= Excerpt to read =
------
Blumenthal: Justice Department's Seizure Of AP Phone Records 'Deeply Troubling'
NEW YORK (CBSNewYork/AP) -- The Justice Department secretly obtained two months of telephone records of reporters and editors for The Associated Press in what the news cooperative's top executive called a "massive and unprecedented intrusion'' into how news organizations gather the news.
The records obtained by the Justice Department listed outgoing calls for the work and personal phone numbers of individual reporters, for general AP office numbers in New York, Washington and Hartford, Conn., and for the main number for the AP in the House of Representatives press gallery, according to attorneys for the AP. It was not clear if the records also included incoming calls or the duration of the calls.
In all, the government seized the records for more than 20 separate telephone lines assigned to AP and its journalists in April and May of 2012. The exact number of journalists who used the phone lines during that period is unknown, but more than a hundred journalists work in the offices where phone records were targeted, on a wide array of stories about government and other matters.
------
= Record set =
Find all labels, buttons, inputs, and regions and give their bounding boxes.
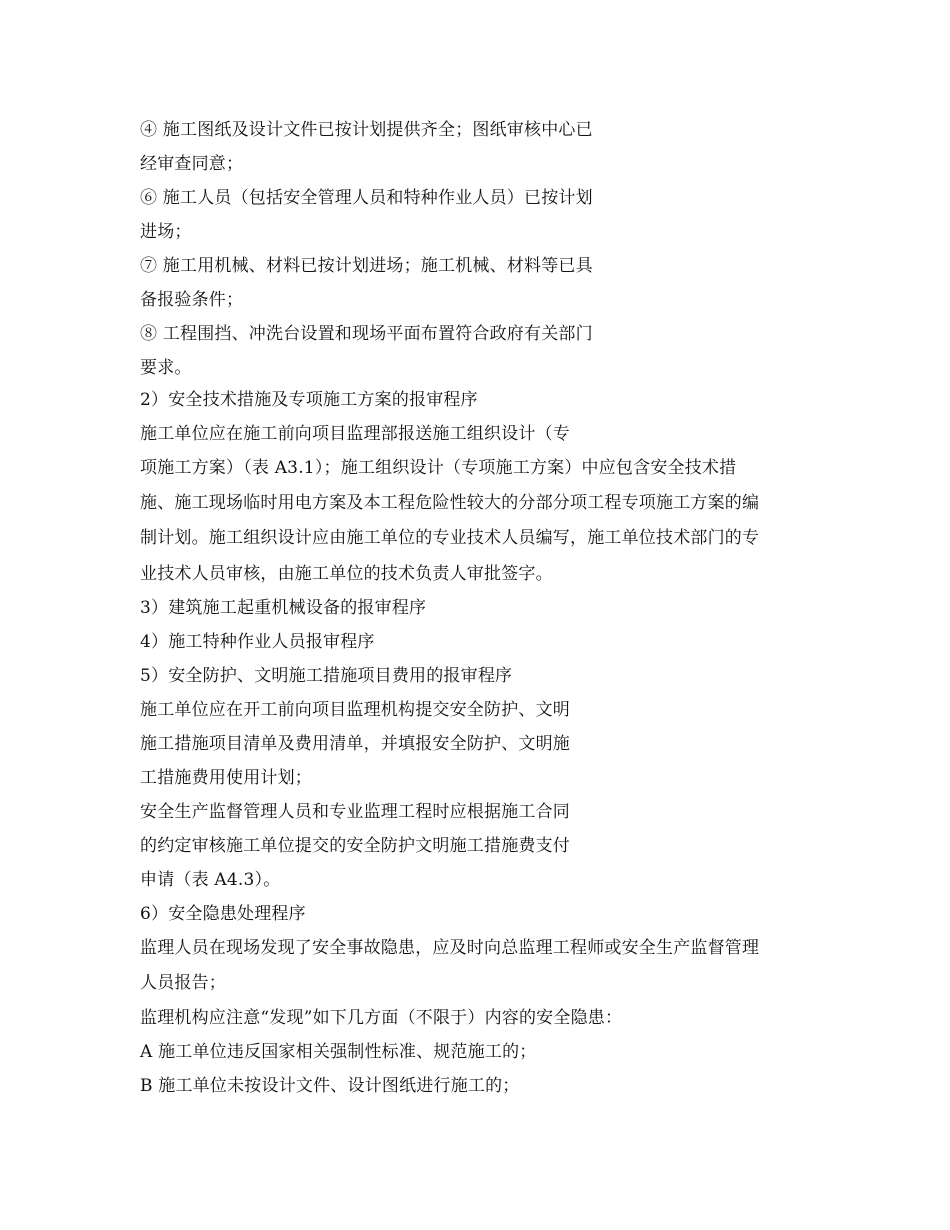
------
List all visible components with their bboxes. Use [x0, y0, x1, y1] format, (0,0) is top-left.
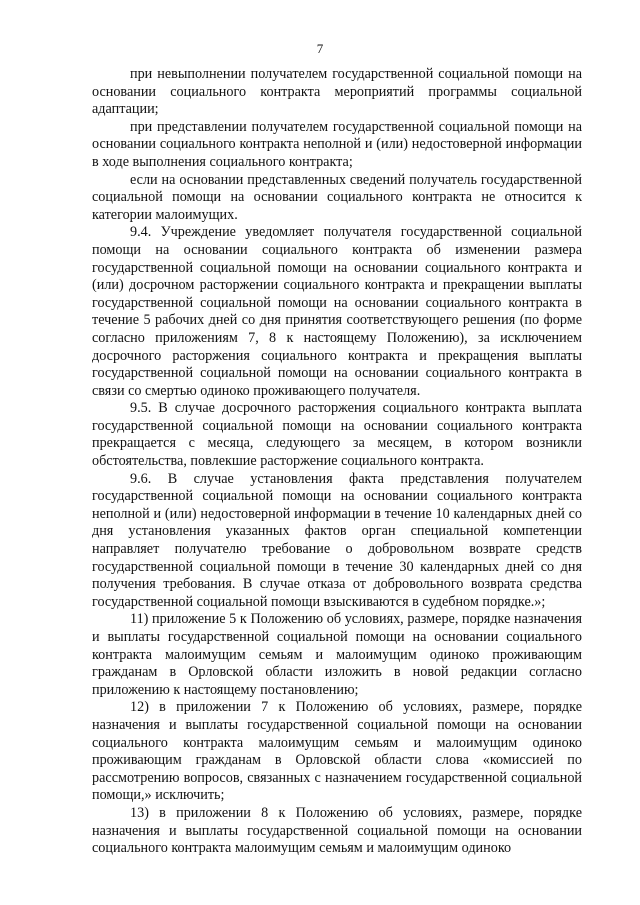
------
= Written instruction =
Rewrite the article on the AP phone records from "The records obtained" up to and including "and other matters.", putting "reporters" in place of "journalists". The entries have nothing to do with the article on the AP phone records.

= Task response =
The records obtained by the Justice Department listed outgoing calls for the work and personal phone numbers of individual reporters, for general AP office numbers in New York, Washington and Hartford, Conn., and for the main number for the AP in the House of Representatives press gallery, according to attorneys for the AP. It was not clear if the records also included incoming calls or the duration of the calls.
In all, the government seized the records for more than 20 separate telephone lines assigned to AP and its reporters in April and May of 2012. The exact number of reporters who used the phone lines during that period is unknown, but more than a hundred reporters work in the offices where phone records were targeted, on a wide array of stories about government and other matters.